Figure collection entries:
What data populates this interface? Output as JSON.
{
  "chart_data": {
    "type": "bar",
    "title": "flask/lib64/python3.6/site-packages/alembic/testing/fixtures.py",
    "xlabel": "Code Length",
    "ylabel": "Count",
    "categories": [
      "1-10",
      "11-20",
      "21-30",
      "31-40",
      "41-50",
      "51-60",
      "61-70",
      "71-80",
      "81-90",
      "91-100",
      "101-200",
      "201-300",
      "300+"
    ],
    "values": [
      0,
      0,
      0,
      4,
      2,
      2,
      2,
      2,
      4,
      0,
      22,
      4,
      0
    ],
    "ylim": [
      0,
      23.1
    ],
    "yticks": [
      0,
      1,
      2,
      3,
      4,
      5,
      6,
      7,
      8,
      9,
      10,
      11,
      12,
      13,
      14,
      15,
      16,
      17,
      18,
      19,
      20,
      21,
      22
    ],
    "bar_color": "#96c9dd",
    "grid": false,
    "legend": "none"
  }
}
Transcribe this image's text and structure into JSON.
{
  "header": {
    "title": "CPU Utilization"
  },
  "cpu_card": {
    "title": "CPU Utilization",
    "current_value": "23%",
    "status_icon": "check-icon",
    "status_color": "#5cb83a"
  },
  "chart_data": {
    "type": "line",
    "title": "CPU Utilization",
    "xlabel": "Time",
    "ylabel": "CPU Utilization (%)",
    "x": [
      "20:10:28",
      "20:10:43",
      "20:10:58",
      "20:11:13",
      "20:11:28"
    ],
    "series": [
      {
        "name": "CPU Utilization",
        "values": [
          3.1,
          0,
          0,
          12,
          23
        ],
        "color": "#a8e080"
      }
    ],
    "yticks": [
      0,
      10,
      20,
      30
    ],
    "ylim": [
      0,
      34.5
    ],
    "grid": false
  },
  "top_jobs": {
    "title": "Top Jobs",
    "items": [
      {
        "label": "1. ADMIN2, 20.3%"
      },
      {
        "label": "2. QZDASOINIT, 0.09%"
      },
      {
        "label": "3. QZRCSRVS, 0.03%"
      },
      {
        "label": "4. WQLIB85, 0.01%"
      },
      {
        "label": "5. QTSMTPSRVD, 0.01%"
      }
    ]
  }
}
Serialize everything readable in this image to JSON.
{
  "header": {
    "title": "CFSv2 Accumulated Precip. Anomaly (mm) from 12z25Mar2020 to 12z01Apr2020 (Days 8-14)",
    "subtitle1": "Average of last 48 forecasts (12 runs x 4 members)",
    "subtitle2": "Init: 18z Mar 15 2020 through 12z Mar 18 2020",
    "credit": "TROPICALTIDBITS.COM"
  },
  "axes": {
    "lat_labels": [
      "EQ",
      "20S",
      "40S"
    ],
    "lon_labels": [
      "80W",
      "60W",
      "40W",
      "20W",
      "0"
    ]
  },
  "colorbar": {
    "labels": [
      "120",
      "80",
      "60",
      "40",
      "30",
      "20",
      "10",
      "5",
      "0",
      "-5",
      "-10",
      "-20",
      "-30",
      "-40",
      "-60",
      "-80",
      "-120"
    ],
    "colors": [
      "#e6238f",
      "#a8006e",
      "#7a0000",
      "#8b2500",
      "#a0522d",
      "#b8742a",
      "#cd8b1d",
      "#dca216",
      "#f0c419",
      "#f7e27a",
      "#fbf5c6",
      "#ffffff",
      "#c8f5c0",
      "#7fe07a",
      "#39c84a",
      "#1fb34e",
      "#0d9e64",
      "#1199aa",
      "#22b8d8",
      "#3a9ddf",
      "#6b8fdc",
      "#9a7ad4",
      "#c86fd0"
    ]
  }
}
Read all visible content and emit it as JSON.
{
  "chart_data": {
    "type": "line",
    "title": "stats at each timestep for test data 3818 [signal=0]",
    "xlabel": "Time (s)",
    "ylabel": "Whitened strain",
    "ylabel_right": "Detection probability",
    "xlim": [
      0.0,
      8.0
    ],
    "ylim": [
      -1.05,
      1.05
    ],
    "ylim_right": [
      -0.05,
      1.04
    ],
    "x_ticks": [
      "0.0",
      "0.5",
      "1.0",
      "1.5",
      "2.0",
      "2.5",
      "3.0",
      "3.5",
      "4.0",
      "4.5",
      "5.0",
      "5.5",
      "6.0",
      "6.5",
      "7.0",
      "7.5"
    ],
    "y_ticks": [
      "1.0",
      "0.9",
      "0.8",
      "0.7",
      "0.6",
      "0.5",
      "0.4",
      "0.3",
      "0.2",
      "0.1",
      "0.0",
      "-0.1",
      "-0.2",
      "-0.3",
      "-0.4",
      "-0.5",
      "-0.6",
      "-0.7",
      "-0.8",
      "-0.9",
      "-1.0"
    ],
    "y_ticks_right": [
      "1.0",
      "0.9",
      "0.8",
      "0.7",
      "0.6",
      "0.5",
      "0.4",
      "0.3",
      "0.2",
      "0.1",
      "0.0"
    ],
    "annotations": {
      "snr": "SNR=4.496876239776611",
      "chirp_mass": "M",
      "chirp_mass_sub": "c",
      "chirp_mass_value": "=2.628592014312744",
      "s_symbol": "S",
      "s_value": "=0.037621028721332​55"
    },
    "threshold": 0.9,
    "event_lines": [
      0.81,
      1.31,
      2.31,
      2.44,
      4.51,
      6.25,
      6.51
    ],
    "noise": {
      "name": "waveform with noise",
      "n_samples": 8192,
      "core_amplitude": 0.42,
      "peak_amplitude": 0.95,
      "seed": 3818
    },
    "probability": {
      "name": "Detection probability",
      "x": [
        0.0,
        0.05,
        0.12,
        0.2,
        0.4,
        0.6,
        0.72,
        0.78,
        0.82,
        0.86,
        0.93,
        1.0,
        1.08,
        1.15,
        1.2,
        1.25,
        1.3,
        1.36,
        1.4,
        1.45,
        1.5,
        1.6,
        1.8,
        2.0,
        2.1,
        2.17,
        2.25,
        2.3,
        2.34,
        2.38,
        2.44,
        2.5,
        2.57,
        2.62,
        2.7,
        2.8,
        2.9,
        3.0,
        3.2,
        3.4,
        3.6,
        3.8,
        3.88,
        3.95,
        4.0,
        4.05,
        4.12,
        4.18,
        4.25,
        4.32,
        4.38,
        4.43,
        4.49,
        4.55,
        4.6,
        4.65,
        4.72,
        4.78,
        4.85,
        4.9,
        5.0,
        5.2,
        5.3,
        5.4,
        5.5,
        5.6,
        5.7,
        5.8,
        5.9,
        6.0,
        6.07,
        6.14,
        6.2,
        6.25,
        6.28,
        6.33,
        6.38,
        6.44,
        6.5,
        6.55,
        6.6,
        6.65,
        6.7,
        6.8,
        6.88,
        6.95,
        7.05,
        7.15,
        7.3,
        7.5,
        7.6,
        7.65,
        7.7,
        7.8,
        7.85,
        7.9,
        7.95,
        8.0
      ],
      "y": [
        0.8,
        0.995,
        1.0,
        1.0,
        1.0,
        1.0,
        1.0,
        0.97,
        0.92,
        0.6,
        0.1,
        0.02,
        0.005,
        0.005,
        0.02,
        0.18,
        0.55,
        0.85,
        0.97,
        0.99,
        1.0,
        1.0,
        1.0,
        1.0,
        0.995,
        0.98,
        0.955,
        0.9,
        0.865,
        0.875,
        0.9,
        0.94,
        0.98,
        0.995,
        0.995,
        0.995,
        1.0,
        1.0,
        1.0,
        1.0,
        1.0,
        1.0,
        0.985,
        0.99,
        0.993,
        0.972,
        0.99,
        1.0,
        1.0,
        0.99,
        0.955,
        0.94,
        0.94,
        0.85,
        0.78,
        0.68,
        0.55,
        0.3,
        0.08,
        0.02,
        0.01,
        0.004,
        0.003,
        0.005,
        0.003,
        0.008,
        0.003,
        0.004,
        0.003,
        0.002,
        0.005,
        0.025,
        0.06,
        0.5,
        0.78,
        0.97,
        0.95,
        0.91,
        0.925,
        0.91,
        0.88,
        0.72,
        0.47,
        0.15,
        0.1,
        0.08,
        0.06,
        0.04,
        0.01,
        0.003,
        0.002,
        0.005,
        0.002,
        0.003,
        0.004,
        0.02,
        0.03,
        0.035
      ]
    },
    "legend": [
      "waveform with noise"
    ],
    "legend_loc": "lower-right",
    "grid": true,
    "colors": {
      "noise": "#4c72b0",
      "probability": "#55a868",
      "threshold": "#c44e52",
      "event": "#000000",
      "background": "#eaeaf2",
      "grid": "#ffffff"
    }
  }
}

# Problem to solve
Scan the material above. Copy each line where "JSON" occurs.

# Result of the task
What data populates this interface? Output as JSON.
Transcribe this image's text and structure into JSON.
Serialize everything readable in this image to JSON.
Read all visible content and emit it as JSON.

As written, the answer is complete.